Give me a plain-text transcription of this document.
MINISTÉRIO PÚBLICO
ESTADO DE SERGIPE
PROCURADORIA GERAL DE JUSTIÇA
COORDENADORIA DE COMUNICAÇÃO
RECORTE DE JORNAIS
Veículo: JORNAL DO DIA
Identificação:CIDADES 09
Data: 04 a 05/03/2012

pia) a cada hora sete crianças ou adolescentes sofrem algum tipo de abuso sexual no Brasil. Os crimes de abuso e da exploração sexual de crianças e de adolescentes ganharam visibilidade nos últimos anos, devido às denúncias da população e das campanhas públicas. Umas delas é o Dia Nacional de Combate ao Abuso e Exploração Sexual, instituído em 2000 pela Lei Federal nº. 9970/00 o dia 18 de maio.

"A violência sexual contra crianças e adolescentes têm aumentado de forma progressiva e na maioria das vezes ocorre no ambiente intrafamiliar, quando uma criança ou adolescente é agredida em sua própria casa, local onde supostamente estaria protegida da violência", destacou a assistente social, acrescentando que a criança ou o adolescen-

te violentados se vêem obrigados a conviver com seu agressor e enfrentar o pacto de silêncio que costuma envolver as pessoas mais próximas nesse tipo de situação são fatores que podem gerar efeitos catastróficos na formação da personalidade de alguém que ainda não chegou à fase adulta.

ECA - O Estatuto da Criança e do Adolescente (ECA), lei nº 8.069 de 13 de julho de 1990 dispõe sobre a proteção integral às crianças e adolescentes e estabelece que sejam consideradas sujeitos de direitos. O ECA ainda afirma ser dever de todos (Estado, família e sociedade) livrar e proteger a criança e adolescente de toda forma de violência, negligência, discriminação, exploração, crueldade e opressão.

┄┄┄┄┄┄┄┄┄┄┄┄┄┄┄┄┄┄┄┄

* Requirements
Return the listing above in its exact form.

* Response to this task
Give me a plain-text transcription of this document.
MINISTÉRIO PÚBLICO
ESTADO DE SERGIPE
PROCURADORIA GERAL DE JUSTIÇA
COORDENADORIA DE COMUNICAÇÃO
RECORTE DE JORNAIS
Veículo: JORNAL DO DIA
Identificação:CIDADES 09
Data: 04 a 05/03/2012

pia) a cada hora sete crianças ou adolescentes sofrem algum tipo de abuso sexual no Brasil. Os crimes de abuso e da exploração sexual de crianças e de adolescentes ganharam visibilidade nos últimos anos, devido às denúncias da população e das campanhas públicas. Umas delas é o Dia Nacional de Combate ao Abuso e Exploração Sexual, instituído em 2000 pela Lei Federal nº. 9970/00 o dia 18 de maio.

"A violência sexual contra crianças e adolescentes têm aumentado de forma progressiva e na maioria das vezes ocorre no ambiente intrafamiliar, quando uma criança ou adolescente é agredida em sua própria casa, local onde supostamente estaria protegida da violência", destacou a assistente social, acrescentando que a criança ou o adolescen-

te violentados se vêem obrigados a conviver com seu agressor e enfrentar o pacto de silêncio que costuma envolver as pessoas mais próximas nesse tipo de situação são fatores que podem gerar efeitos catastróficos na formação da personalidade de alguém que ainda não chegou à fase adulta.

ECA - O Estatuto da Criança e do Adolescente (ECA), lei nº 8.069 de 13 de julho de 1990 dispõe sobre a proteção integral às crianças e adolescentes e estabelece que sejam consideradas sujeitos de direitos. O ECA ainda afirma ser dever de todos (Estado, família e sociedade) livrar e proteger a criança e adolescente de toda forma de violência, negligência, discriminação, exploração, crueldade e opressão.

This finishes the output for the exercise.